**Written request**
Find and copy lines holding "known".

**Records for this exercise**
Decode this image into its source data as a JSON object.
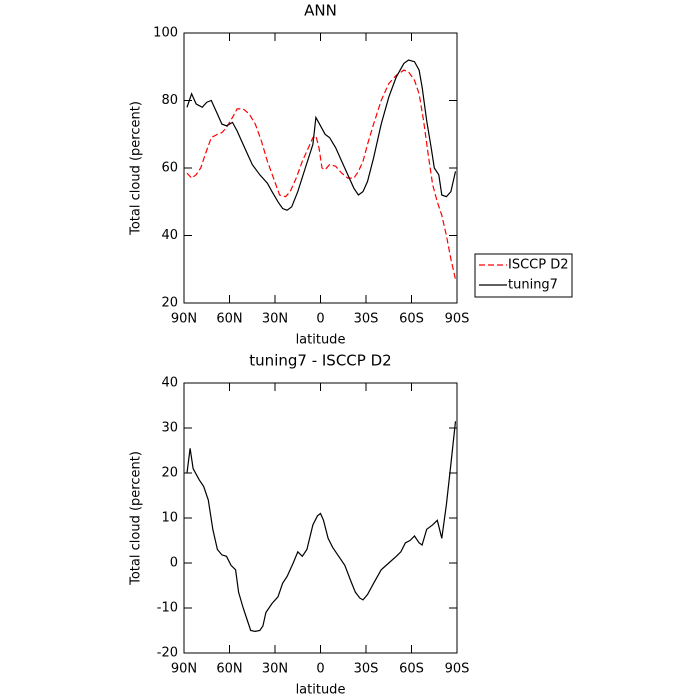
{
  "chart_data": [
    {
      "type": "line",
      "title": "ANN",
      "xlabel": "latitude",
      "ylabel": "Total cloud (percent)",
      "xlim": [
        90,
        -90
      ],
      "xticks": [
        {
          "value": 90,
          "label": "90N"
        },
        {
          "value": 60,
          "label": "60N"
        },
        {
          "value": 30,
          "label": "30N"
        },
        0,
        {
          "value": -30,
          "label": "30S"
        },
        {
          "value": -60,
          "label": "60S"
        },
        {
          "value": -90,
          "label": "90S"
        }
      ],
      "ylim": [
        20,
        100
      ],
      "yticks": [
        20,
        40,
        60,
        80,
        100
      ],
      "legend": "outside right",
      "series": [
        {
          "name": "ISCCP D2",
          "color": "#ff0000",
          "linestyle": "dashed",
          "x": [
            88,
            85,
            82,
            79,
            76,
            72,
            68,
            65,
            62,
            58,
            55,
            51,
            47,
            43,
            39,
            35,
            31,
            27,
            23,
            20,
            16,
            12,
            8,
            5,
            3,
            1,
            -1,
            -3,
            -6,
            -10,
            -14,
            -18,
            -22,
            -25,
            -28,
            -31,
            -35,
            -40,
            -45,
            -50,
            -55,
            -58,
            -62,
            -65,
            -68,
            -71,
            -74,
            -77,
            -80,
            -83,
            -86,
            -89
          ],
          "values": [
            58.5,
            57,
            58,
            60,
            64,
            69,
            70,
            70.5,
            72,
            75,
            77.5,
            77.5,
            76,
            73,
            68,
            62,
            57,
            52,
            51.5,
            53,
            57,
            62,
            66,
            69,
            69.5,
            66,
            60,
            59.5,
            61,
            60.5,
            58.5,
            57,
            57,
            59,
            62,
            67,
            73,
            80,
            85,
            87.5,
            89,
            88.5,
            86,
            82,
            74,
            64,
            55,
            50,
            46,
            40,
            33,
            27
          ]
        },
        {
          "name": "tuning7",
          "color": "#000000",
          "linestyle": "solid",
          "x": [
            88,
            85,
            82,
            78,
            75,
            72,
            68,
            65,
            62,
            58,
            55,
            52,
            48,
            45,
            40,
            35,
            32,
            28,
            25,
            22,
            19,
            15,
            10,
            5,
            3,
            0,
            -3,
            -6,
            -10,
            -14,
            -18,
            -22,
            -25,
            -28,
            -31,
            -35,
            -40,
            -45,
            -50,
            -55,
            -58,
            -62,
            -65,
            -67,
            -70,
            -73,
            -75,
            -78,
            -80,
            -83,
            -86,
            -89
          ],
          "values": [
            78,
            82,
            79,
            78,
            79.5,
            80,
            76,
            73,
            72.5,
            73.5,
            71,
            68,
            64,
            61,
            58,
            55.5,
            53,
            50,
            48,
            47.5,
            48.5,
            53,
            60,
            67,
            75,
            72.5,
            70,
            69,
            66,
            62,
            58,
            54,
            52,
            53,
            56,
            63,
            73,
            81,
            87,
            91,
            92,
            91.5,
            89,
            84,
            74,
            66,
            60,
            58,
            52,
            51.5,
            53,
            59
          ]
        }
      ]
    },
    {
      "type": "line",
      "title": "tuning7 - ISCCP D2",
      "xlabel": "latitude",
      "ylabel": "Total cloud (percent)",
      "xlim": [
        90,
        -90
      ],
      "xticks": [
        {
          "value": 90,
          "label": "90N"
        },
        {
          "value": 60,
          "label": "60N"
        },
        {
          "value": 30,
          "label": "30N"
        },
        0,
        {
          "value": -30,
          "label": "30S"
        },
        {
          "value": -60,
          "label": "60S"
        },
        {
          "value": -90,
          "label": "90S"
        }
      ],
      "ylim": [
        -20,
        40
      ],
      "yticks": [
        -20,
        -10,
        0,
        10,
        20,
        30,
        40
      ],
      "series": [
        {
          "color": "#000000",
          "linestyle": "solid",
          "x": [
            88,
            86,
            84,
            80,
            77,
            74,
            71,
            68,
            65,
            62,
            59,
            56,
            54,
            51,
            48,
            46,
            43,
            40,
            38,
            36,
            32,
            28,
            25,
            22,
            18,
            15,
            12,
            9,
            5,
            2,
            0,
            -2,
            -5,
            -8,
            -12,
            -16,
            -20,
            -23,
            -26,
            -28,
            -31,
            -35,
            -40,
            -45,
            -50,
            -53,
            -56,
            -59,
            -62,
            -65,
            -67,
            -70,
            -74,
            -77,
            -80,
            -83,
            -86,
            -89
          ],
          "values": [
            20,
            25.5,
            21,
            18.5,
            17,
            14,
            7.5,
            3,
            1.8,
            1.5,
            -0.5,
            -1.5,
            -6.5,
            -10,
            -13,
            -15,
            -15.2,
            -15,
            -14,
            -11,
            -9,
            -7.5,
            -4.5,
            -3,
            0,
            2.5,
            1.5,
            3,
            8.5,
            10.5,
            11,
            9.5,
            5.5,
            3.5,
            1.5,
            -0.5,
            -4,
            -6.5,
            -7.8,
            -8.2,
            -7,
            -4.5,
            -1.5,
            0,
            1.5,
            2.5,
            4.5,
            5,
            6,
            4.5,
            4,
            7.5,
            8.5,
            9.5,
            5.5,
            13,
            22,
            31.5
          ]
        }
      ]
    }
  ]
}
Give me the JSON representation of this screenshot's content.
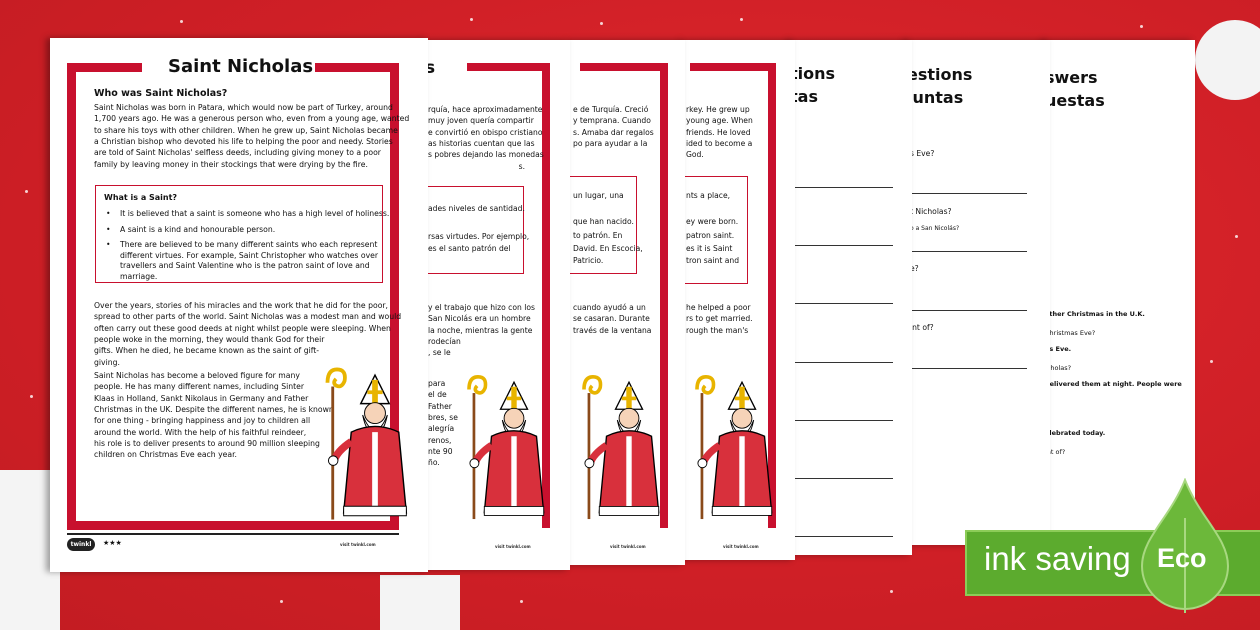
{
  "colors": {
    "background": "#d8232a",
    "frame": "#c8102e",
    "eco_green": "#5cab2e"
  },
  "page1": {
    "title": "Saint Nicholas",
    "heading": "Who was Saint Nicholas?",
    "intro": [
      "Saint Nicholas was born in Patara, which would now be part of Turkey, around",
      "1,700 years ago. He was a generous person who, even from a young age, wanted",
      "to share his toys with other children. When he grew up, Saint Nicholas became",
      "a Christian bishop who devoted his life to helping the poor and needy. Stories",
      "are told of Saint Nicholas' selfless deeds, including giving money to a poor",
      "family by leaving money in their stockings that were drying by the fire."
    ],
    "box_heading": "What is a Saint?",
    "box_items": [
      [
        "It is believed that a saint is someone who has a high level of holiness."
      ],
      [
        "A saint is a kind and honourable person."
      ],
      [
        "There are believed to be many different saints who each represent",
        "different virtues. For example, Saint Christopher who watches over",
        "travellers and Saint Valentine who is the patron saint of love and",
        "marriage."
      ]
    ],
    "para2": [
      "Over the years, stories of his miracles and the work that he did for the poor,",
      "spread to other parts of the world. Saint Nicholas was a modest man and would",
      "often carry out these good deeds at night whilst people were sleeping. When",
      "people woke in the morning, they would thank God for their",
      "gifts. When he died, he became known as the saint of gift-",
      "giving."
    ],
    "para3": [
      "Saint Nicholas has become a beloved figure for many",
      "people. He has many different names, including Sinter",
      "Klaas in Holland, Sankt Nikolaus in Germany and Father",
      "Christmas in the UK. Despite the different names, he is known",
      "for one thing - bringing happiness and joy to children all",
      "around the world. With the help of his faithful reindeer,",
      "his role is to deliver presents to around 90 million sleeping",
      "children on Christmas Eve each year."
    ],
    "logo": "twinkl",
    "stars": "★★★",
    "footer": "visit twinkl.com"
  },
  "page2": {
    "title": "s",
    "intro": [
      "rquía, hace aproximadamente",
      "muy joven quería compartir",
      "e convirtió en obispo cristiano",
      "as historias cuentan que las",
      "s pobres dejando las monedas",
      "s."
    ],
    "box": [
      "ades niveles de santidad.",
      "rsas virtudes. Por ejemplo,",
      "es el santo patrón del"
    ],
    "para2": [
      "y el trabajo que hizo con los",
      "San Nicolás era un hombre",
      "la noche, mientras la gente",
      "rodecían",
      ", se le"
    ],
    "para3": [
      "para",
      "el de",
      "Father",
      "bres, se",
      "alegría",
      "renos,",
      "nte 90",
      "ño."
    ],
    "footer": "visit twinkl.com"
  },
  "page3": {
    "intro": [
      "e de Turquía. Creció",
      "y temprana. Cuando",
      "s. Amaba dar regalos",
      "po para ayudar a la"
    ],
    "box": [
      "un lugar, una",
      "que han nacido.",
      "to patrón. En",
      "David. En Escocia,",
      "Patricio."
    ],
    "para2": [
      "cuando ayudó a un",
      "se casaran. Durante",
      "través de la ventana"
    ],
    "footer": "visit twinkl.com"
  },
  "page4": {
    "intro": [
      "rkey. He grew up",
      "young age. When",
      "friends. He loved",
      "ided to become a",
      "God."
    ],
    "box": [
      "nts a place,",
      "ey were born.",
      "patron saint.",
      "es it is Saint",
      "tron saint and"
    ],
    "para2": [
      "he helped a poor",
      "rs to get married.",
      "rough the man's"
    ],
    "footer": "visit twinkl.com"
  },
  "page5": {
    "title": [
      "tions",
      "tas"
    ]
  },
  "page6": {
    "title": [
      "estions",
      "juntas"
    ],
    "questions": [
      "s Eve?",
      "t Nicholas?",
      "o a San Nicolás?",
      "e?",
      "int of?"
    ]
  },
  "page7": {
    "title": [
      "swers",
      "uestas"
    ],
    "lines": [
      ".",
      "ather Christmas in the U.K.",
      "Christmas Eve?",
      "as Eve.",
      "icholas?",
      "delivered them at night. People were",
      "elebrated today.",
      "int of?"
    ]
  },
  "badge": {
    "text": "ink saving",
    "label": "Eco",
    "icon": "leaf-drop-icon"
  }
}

**The solution**
      "gifts. When he died, he became known as the saint of gift-",
      "Christmas in the UK. Despite the different names, he is known",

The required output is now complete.